• Directions for this task: Filter the listing below, copying every line in which the word "options" appears.

(Data records)
/---

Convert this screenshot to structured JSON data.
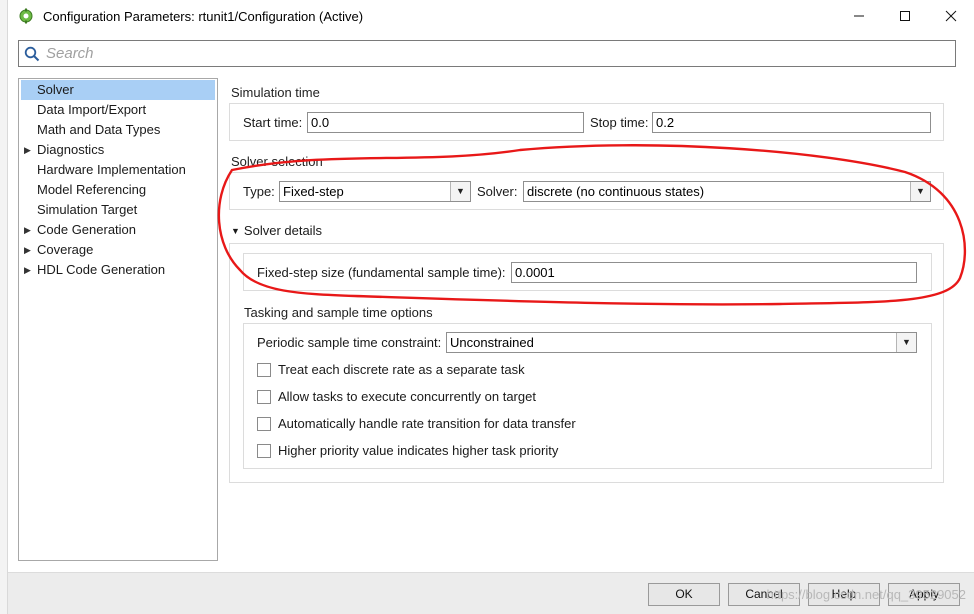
{
  "window": {
    "title": "Configuration Parameters: rtunit1/Configuration (Active)",
    "controls": {
      "minimize": "—",
      "maximize": "☐",
      "close": "✕"
    }
  },
  "search": {
    "placeholder": "Search"
  },
  "nav": {
    "items": [
      {
        "label": "Solver",
        "expandable": false,
        "selected": true
      },
      {
        "label": "Data Import/Export",
        "expandable": false
      },
      {
        "label": "Math and Data Types",
        "expandable": false
      },
      {
        "label": "Diagnostics",
        "expandable": true
      },
      {
        "label": "Hardware Implementation",
        "expandable": false
      },
      {
        "label": "Model Referencing",
        "expandable": false
      },
      {
        "label": "Simulation Target",
        "expandable": false
      },
      {
        "label": "Code Generation",
        "expandable": true
      },
      {
        "label": "Coverage",
        "expandable": true
      },
      {
        "label": "HDL Code Generation",
        "expandable": true
      }
    ]
  },
  "simulation_time": {
    "title": "Simulation time",
    "start_label": "Start time:",
    "start_value": "0.0",
    "stop_label": "Stop time:",
    "stop_value": "0.2"
  },
  "solver_selection": {
    "title": "Solver selection",
    "type_label": "Type:",
    "type_value": "Fixed-step",
    "solver_label": "Solver:",
    "solver_value": "discrete (no continuous states)"
  },
  "solver_details": {
    "title": "Solver details",
    "fixed_step_label": "Fixed-step size (fundamental sample time):",
    "fixed_step_value": "0.0001"
  },
  "tasking": {
    "title": "Tasking and sample time options",
    "constraint_label": "Periodic sample time constraint:",
    "constraint_value": "Unconstrained",
    "checkboxes": [
      {
        "label": "Treat each discrete rate as a separate task",
        "checked": false
      },
      {
        "label": "Allow tasks to execute concurrently on target",
        "checked": false
      },
      {
        "label": "Automatically handle rate transition for data transfer",
        "checked": false
      },
      {
        "label": "Higher priority value indicates higher task priority",
        "checked": false
      }
    ]
  },
  "buttons": {
    "ok": "OK",
    "cancel": "Cancel",
    "help": "Help",
    "apply": "Apply"
  },
  "watermark": "https://blog.csdn.net/qq_39529052",
  "colors": {
    "selection": "#a9cff5",
    "annotation": "#e81818"
  }
}
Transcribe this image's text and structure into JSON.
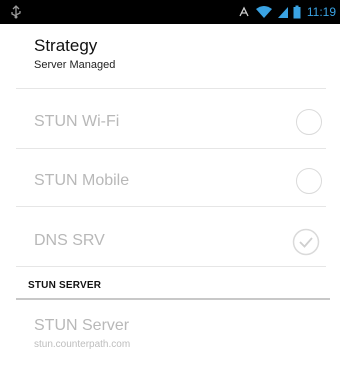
{
  "status_bar": {
    "time": "11:19",
    "icons": [
      "usb-debug-icon",
      "signal-boost-icon",
      "wifi-icon",
      "cell-signal-icon",
      "battery-icon"
    ]
  },
  "strategy": {
    "title": "Strategy",
    "value": "Server Managed"
  },
  "options": [
    {
      "label": "STUN Wi-Fi",
      "checked": false
    },
    {
      "label": "STUN Mobile",
      "checked": false
    },
    {
      "label": "DNS SRV",
      "checked": true
    }
  ],
  "stun_section": {
    "header": "STUN SERVER",
    "server_title": "STUN Server",
    "server_value": "stun.counterpath.com"
  },
  "colors": {
    "status_bar_bg": "#000000",
    "accent": "#3aa3e3",
    "disabled_text": "#b8b8b8"
  }
}
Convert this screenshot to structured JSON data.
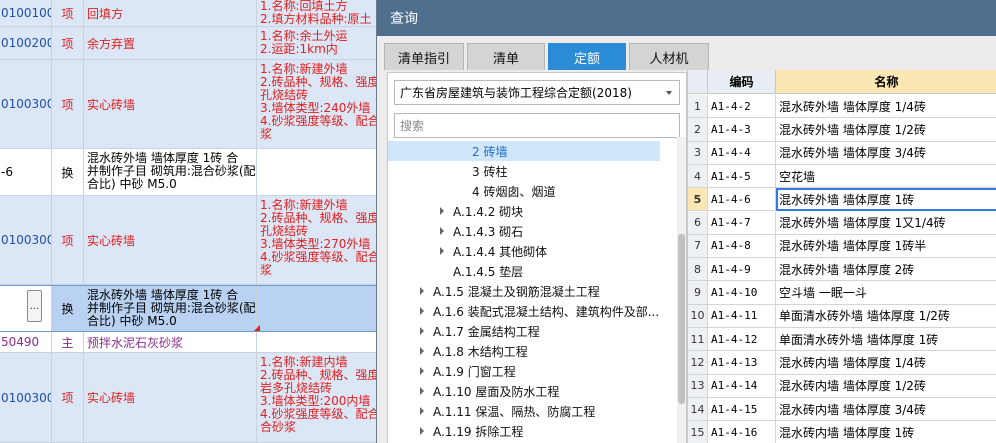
{
  "bg_rows": [
    {
      "code": "01001002",
      "type": "项",
      "name": "回填方",
      "features": "1.名称:回填土方\n2.填方材料品种:原土"
    },
    {
      "code": "01002002",
      "type": "项",
      "name": "余方弃置",
      "features": "1.名称:余土外运\n2.运距:1km内"
    },
    {
      "code": "01003007",
      "type": "项",
      "name": "实心砖墙",
      "features": "1.名称:新建外墙\n2.砖品种、规格、强度\n孔烧结砖\n3.墙体类型:240外墙\n4.砂浆强度等级、配合\n浆"
    },
    {
      "code": "-6",
      "type": "换",
      "name": "混水砖外墙 墙体厚度 1砖  合\n并制作子目 砌筑用:混合砂浆(配\n合比) 中砂 M5.0",
      "features": ""
    },
    {
      "code": "01003009",
      "type": "项",
      "name": "实心砖墙",
      "features": "1.名称:新建外墙\n2.砖品种、规格、强度\n孔烧结砖\n3.墙体类型:270外墙\n4.砂浆强度等级、配合\n浆"
    },
    {
      "code": "...",
      "type": "换",
      "name": "混水砖外墙 墙体厚度 1砖  合\n并制作子目 砌筑用:混合砂浆(配\n合比) 中砂 M5.0",
      "features": ""
    },
    {
      "code": "50490",
      "type": "主",
      "name": "预拌水泥石灰砂浆",
      "features": ""
    },
    {
      "code": "01003008",
      "type": "项",
      "name": "实心砖墙",
      "features": "1.名称:新建内墙\n2.砖品种、规格、强度\n岩多孔烧结砖\n3.墙体类型:200内墙\n4.砂浆强度等级、配合\n合砂浆"
    }
  ],
  "dialog": {
    "title": "查询",
    "tabs": [
      "清单指引",
      "清单",
      "定额",
      "人材机"
    ],
    "active_tab": "定额",
    "dropdown_value": "广东省房屋建筑与装饰工程综合定额(2018)",
    "search_placeholder": "搜索",
    "tree": [
      {
        "label": "2 砖墙",
        "expandable": false,
        "selected": true,
        "level": 3
      },
      {
        "label": "3 砖柱",
        "expandable": false,
        "selected": false,
        "level": 3
      },
      {
        "label": "4 砖烟囱、烟道",
        "expandable": false,
        "selected": false,
        "level": 3
      },
      {
        "label": "A.1.4.2 砌块",
        "expandable": true,
        "selected": false,
        "level": 2
      },
      {
        "label": "A.1.4.3 砌石",
        "expandable": true,
        "selected": false,
        "level": 2
      },
      {
        "label": "A.1.4.4 其他砌体",
        "expandable": true,
        "selected": false,
        "level": 2
      },
      {
        "label": "A.1.4.5 垫层",
        "expandable": false,
        "selected": false,
        "level": 2
      },
      {
        "label": "A.1.5 混凝土及钢筋混凝土工程",
        "expandable": true,
        "selected": false,
        "level": 1
      },
      {
        "label": "A.1.6 装配式混凝土结构、建筑构件及部...",
        "expandable": true,
        "selected": false,
        "level": 1
      },
      {
        "label": "A.1.7 金属结构工程",
        "expandable": true,
        "selected": false,
        "level": 1
      },
      {
        "label": "A.1.8 木结构工程",
        "expandable": true,
        "selected": false,
        "level": 1
      },
      {
        "label": "A.1.9 门窗工程",
        "expandable": true,
        "selected": false,
        "level": 1
      },
      {
        "label": "A.1.10 屋面及防水工程",
        "expandable": true,
        "selected": false,
        "level": 1
      },
      {
        "label": "A.1.11 保温、隔热、防腐工程",
        "expandable": true,
        "selected": false,
        "level": 1
      },
      {
        "label": "A.1.19 拆除工程",
        "expandable": true,
        "selected": false,
        "level": 1
      }
    ],
    "table": {
      "headers": {
        "code": "编码",
        "name": "名称"
      },
      "selected_row": 5,
      "rows": [
        {
          "num": "1",
          "code": "A1-4-2",
          "name": "混水砖外墙 墙体厚度 1/4砖"
        },
        {
          "num": "2",
          "code": "A1-4-3",
          "name": "混水砖外墙 墙体厚度 1/2砖"
        },
        {
          "num": "3",
          "code": "A1-4-4",
          "name": "混水砖外墙 墙体厚度 3/4砖"
        },
        {
          "num": "4",
          "code": "A1-4-5",
          "name": "空花墙"
        },
        {
          "num": "5",
          "code": "A1-4-6",
          "name": "混水砖外墙 墙体厚度 1砖"
        },
        {
          "num": "6",
          "code": "A1-4-7",
          "name": "混水砖外墙 墙体厚度 1又1/4砖"
        },
        {
          "num": "7",
          "code": "A1-4-8",
          "name": "混水砖外墙 墙体厚度 1砖半"
        },
        {
          "num": "8",
          "code": "A1-4-9",
          "name": "混水砖外墙 墙体厚度 2砖"
        },
        {
          "num": "9",
          "code": "A1-4-10",
          "name": "空斗墙 一眠一斗"
        },
        {
          "num": "10",
          "code": "A1-4-11",
          "name": "单面清水砖外墙 墙体厚度 1/2砖"
        },
        {
          "num": "11",
          "code": "A1-4-12",
          "name": "单面清水砖外墙 墙体厚度 1砖"
        },
        {
          "num": "12",
          "code": "A1-4-13",
          "name": "混水砖内墙 墙体厚度 1/4砖"
        },
        {
          "num": "13",
          "code": "A1-4-14",
          "name": "混水砖内墙 墙体厚度 1/2砖"
        },
        {
          "num": "14",
          "code": "A1-4-15",
          "name": "混水砖内墙 墙体厚度 3/4砖"
        },
        {
          "num": "15",
          "code": "A1-4-16",
          "name": "混水砖内墙 墙体厚度 1砖"
        }
      ]
    }
  }
}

\---

• Correct output:
    "title": "Tasking and sample time options",
  "options": [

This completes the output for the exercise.